- _The exercise_
Reproduce every record exactly as it appears, but not the pictures.

※ ※ ※

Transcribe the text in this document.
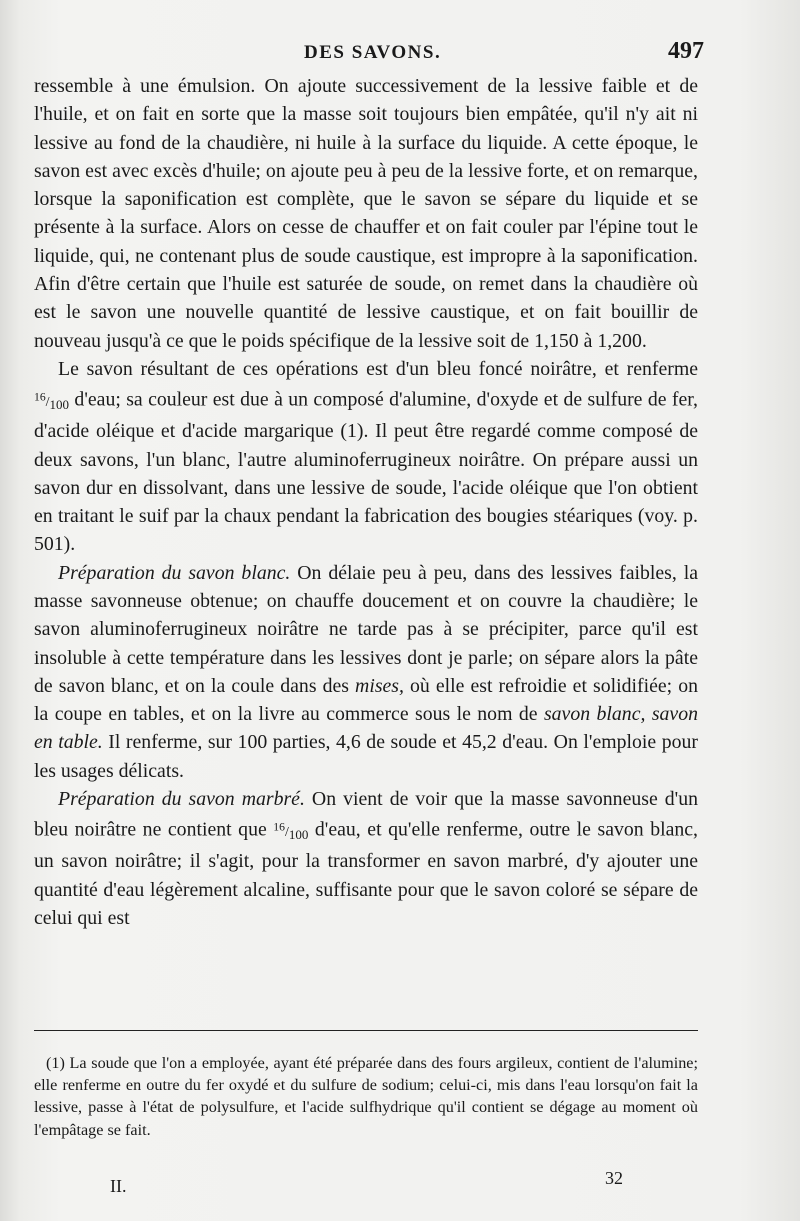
DES SAVONS.	497

ressemble à une émulsion. On ajoute successivement de la lessive faible et de l'huile, et on fait en sorte que la masse soit toujours bien empâtée, qu'il n'y ait ni lessive au fond de la chaudière, ni huile à la surface du liquide. A cette époque, le savon est avec excès d'huile; on ajoute peu à peu de la lessive forte, et on remarque, lorsque la saponification est complète, que le savon se sépare du liquide et se présente à la surface. Alors on cesse de chauffer et on fait couler par l'épine tout le liquide, qui, ne contenant plus de soude caustique, est impropre à la saponification. Afin d'être certain que l'huile est saturée de soude, on remet dans la chaudière où est le savon une nouvelle quantité de lessive caustique, et on fait bouillir de nouveau jusqu'à ce que le poids spécifique de la lessive soit de 1,150 à 1,200.

Le savon résultant de ces opérations est d'un bleu foncé noirâtre, et renferme $^{16}$/100 d'eau; sa couleur est due à un composé d'alumine, d'oxyde et de sulfure de fer, d'acide oléique et d'acide margarique (1). Il peut être regardé comme composé de deux savons, l'un blanc, l'autre aluminoferrugineux noirâtre. On prépare aussi un savon dur en dissolvant, dans une lessive de soude, l'acide oléique que l'on obtient en traitant le suif par la chaux pendant la fabrication des bougies stéariques (voy. p. 501).

Préparation du savon blanc. On délaie peu à peu, dans des lessives faibles, la masse savonneuse obtenue; on chauffe doucement et on couvre la chaudière; le savon aluminoferrugineux noirâtre ne tarde pas à se précipiter, parce qu'il est insoluble à cette température dans les lessives dont je parle; on sépare alors la pâte de savon blanc, et on la coule dans des mises, où elle est refroidie et solidifiée; on la coupe en tables, et on la livre au commerce sous le nom de savon blanc, savon en table. Il renferme, sur 100 parties, 4,6 de soude et 45,2 d'eau. On l'emploie pour les usages délicats.

Préparation du savon marbré. On vient de voir que la masse savonneuse d'un bleu noirâtre ne contient que $^{16}$/100 d'eau, et qu'elle renferme, outre le savon blanc, un savon noirâtre; il s'agit, pour la transformer en savon marbré, d'y ajouter une quantité d'eau légèrement alcaline, suffisante pour que le savon coloré se sépare de celui qui est

(1) La soude que l'on a employée, ayant été préparée dans des fours argileux, contient de l'alumine; elle renferme en outre du fer oxydé et du sulfure de sodium; celui-ci, mis dans l'eau lorsqu'on fait la lessive, passe à l'état de polysulfure, et l'acide sulfhydrique qu'il contient se dégage au moment où l'empâtage se fait.

II.	32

※ ※ ※

- _Exercise response_
Transcribe the text in this document.
DES SAVONS.	497

ressemble à une émulsion. On ajoute successivement de la lessive faible et de l'huile, et on fait en sorte que la masse soit toujours bien empâtée, qu'il n'y ait ni lessive au fond de la chaudière, ni huile à la surface du liquide. A cette époque, le savon est avec excès d'huile; on ajoute peu à peu de la lessive forte, et on remarque, lorsque la saponification est complète, que le savon se sépare du liquide et se présente à la surface. Alors on cesse de chauffer et on fait couler par l'épine tout le liquide, qui, ne contenant plus de soude caustique, est impropre à la saponification. Afin d'être certain que l'huile est saturée de soude, on remet dans la chaudière où est le savon une nouvelle quantité de lessive caustique, et on fait bouillir de nouveau jusqu'à ce que le poids spécifique de la lessive soit de 1,150 à 1,200.

Le savon résultant de ces opérations est d'un bleu foncé noirâtre, et renferme $^{16}$/100 d'eau; sa couleur est due à un composé d'alumine, d'oxyde et de sulfure de fer, d'acide oléique et d'acide margarique (1). Il peut être regardé comme composé de deux savons, l'un blanc, l'autre aluminoferrugineux noirâtre. On prépare aussi un savon dur en dissolvant, dans une lessive de soude, l'acide oléique que l'on obtient en traitant le suif par la chaux pendant la fabrication des bougies stéariques (voy. p. 501).

Préparation du savon blanc. On délaie peu à peu, dans des lessives faibles, la masse savonneuse obtenue; on chauffe doucement et on couvre la chaudière; le savon aluminoferrugineux noirâtre ne tarde pas à se précipiter, parce qu'il est insoluble à cette température dans les lessives dont je parle; on sépare alors la pâte de savon blanc, et on la coule dans des mises, où elle est refroidie et solidifiée; on la coupe en tables, et on la livre au commerce sous le nom de savon blanc, savon en table. Il renferme, sur 100 parties, 4,6 de soude et 45,2 d'eau. On l'emploie pour les usages délicats.

Préparation du savon marbré. On vient de voir que la masse savonneuse d'un bleu noirâtre ne contient que $^{16}$/100 d'eau, et qu'elle renferme, outre le savon blanc, un savon noirâtre; il s'agit, pour la transformer en savon marbré, d'y ajouter une quantité d'eau légèrement alcaline, suffisante pour que le savon coloré se sépare de celui qui est

(1) La soude que l'on a employée, ayant été préparée dans des fours argileux, contient de l'alumine; elle renferme en outre du fer oxydé et du sulfure de sodium; celui-ci, mis dans l'eau lorsqu'on fait la lessive, passe à l'état de polysulfure, et l'acide sulfhydrique qu'il contient se dégage au moment où l'empâtage se fait.

II.	32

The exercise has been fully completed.